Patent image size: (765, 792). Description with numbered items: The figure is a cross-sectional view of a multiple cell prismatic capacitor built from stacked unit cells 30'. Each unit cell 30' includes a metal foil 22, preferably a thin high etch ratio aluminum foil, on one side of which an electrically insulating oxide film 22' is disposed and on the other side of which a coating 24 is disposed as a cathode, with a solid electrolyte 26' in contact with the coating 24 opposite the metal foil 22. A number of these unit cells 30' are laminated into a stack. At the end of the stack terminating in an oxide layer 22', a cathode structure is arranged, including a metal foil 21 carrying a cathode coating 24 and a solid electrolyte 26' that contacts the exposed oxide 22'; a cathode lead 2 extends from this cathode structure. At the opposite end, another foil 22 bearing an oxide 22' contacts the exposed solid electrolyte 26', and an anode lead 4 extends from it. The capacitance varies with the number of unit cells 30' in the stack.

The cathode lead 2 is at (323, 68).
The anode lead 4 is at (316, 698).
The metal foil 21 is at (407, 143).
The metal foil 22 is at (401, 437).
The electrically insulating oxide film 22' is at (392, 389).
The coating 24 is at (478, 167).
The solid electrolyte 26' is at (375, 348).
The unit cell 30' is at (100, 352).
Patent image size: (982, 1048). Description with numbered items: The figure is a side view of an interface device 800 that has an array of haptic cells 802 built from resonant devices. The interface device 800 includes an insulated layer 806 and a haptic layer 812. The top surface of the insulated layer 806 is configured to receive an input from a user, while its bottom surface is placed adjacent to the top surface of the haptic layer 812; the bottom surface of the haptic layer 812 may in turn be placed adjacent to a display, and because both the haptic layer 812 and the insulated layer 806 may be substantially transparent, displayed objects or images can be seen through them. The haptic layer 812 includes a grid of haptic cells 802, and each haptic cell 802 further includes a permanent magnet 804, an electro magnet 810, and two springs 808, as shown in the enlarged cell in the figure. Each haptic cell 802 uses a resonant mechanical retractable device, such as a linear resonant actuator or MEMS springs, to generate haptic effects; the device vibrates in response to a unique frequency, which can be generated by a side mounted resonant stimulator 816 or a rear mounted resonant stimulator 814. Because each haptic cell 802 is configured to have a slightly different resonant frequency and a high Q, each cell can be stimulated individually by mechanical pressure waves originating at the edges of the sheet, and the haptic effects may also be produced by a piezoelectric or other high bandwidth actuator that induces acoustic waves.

#####

— Brief —
Retype every entry without changing anything.

— Your response —
Patent image size: (765, 792). Description with numbered items: The figure is a cross-sectional view of a multiple cell prismatic capacitor built from stacked unit cells 30'. Each unit cell 30' includes a metal foil 22, preferably a thin high etch ratio aluminum foil, on one side of which an electrically insulating oxide film 22' is disposed and on the other side of which a coating 24 is disposed as a cathode, with a solid electrolyte 26' in contact with the coating 24 opposite the metal foil 22. A number of these unit cells 30' are laminated into a stack. At the end of the stack terminating in an oxide layer 22', a cathode structure is arranged, including a metal foil 21 carrying a cathode coating 24 and a solid electrolyte 26' that contacts the exposed oxide 22'; a cathode lead 2 extends from this cathode structure. At the opposite end, another foil 22 bearing an oxide 22' contacts the exposed solid electrolyte 26', and an anode lead 4 extends from it. The capacitance varies with the number of unit cells 30' in the stack.

The cathode lead 2 is at (323, 68).
The anode lead 4 is at (316, 698).
The metal foil 21 is at (407, 143).
The metal foil 22 is at (401, 437).
The electrically insulating oxide film 22' is at (392, 389).
The coating 24 is at (478, 167).
The solid electrolyte 26' is at (375, 348).
The unit cell 30' is at (100, 352).
Patent image size: (982, 1048). Description with numbered items: The figure is a side view of an interface device 800 that has an array of haptic cells 802 built from resonant devices. The interface device 800 includes an insulated layer 806 and a haptic layer 812. The top surface of the insulated layer 806 is configured to receive an input from a user, while its bottom surface is placed adjacent to the top surface of the haptic layer 812; the bottom surface of the haptic layer 812 may in turn be placed adjacent to a display, and because both the haptic layer 812 and the insulated layer 806 may be substantially transparent, displayed objects or images can be seen through them. The haptic layer 812 includes a grid of haptic cells 802, and each haptic cell 802 further includes a permanent magnet 804, an electro magnet 810, and two springs 808, as shown in the enlarged cell in the figure. Each haptic cell 802 uses a resonant mechanical retractable device, such as a linear resonant actuator or MEMS springs, to generate haptic effects; the device vibrates in response to a unique frequency, which can be generated by a side mounted resonant stimulator 816 or a rear mounted resonant stimulator 814. Because each haptic cell 802 is configured to have a slightly different resonant frequency and a high Q, each cell can be stimulated individually by mechanical pressure waves originating at the edges of the sheet, and the haptic effects may also be produced by a piezoelectric or other high bandwidth actuator that induces acoustic waves.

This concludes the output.